## Set exercise
In the records that follow, show each line where the word "website" is present.

## Stored data
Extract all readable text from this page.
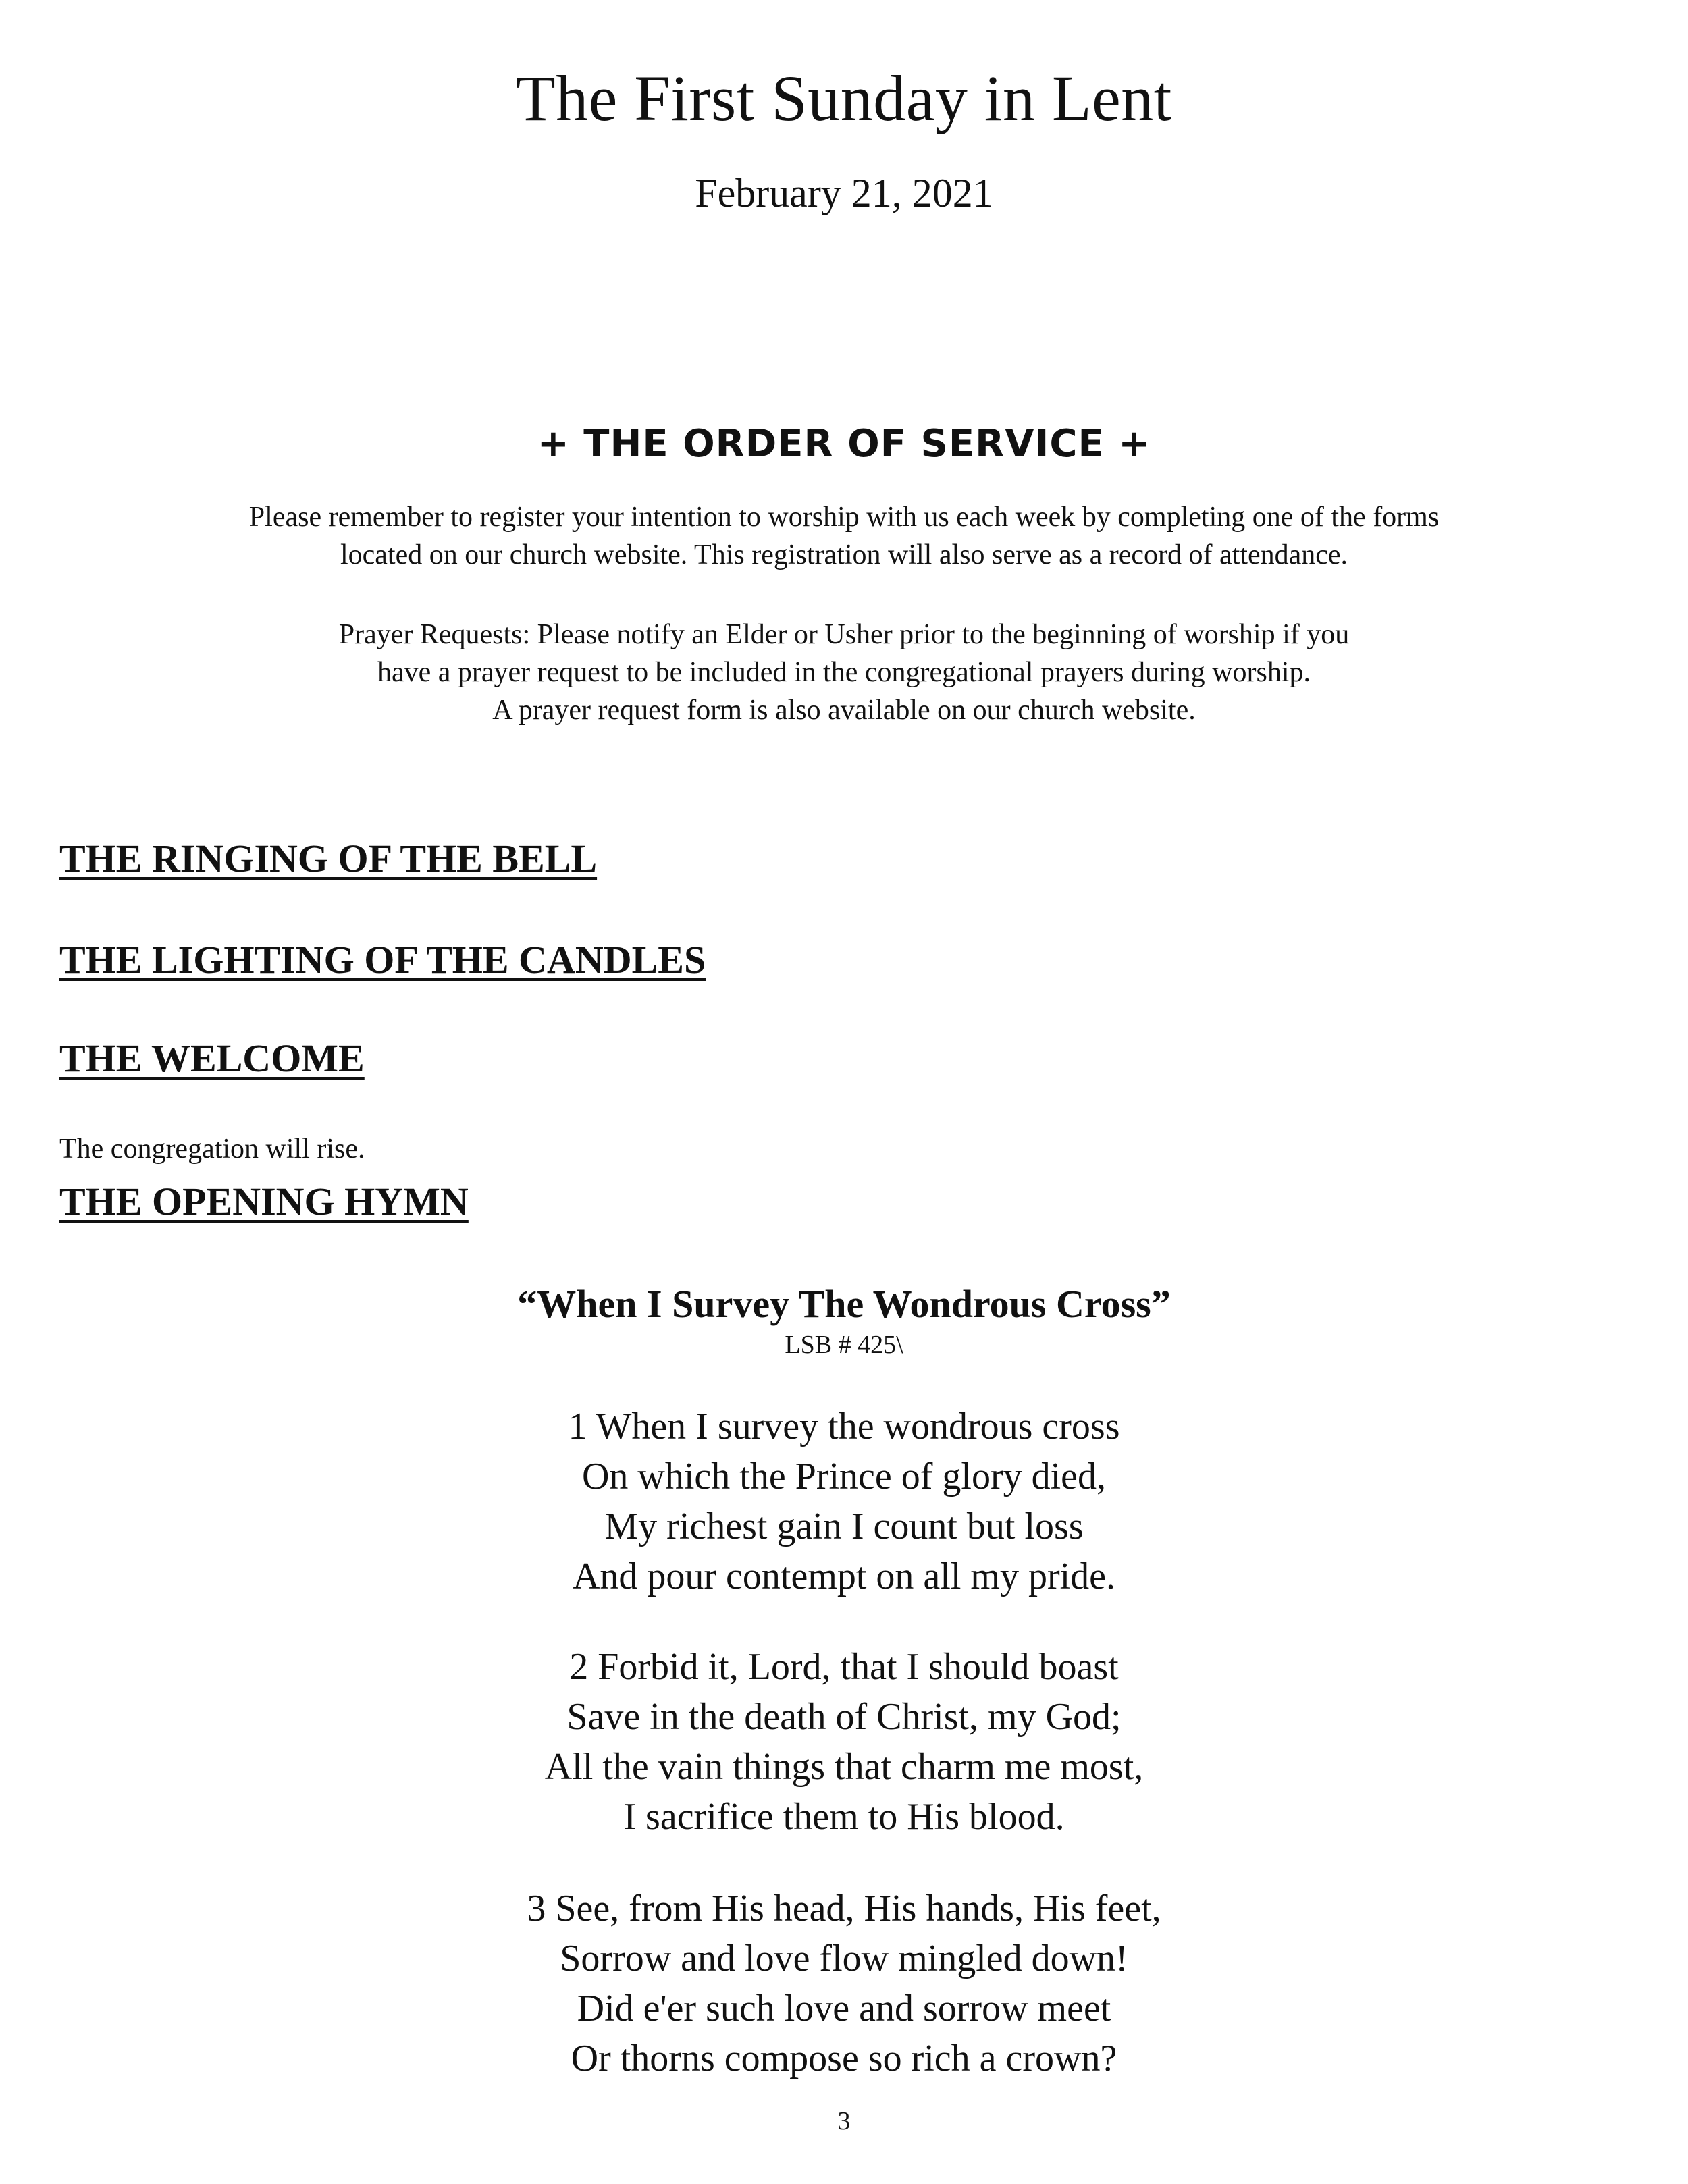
The First Sunday in Lent
February 21, 2021
+ THE ORDER OF SERVICE +
Please remember to register your intention to worship with us each week by completing one of the forms
located on our church website. This registration will also serve as a record of attendance.
Prayer Requests: Please notify an Elder or Usher prior to the beginning of worship if you
have a prayer request to be included in the congregational prayers during worship.
A prayer request form is also available on our church website.
THE RINGING OF THE BELL
THE LIGHTING OF THE CANDLES
THE WELCOME
The congregation will rise.
THE OPENING HYMN
“When I Survey The Wondrous Cross”
LSB # 425\
1 When I survey the wondrous cross
On which the Prince of glory died,
My richest gain I count but loss
And pour contempt on all my pride.
2 Forbid it, Lord, that I should boast
Save in the death of Christ, my God;
All the vain things that charm me most,
I sacrifice them to His blood.
3 See, from His head, His hands, His feet,
Sorrow and love flow mingled down!
Did e'er such love and sorrow meet
Or thorns compose so rich a crown?
3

## Right answer
located on our church website. This registration will also serve as a record of attendance.
A prayer request form is also available on our church website.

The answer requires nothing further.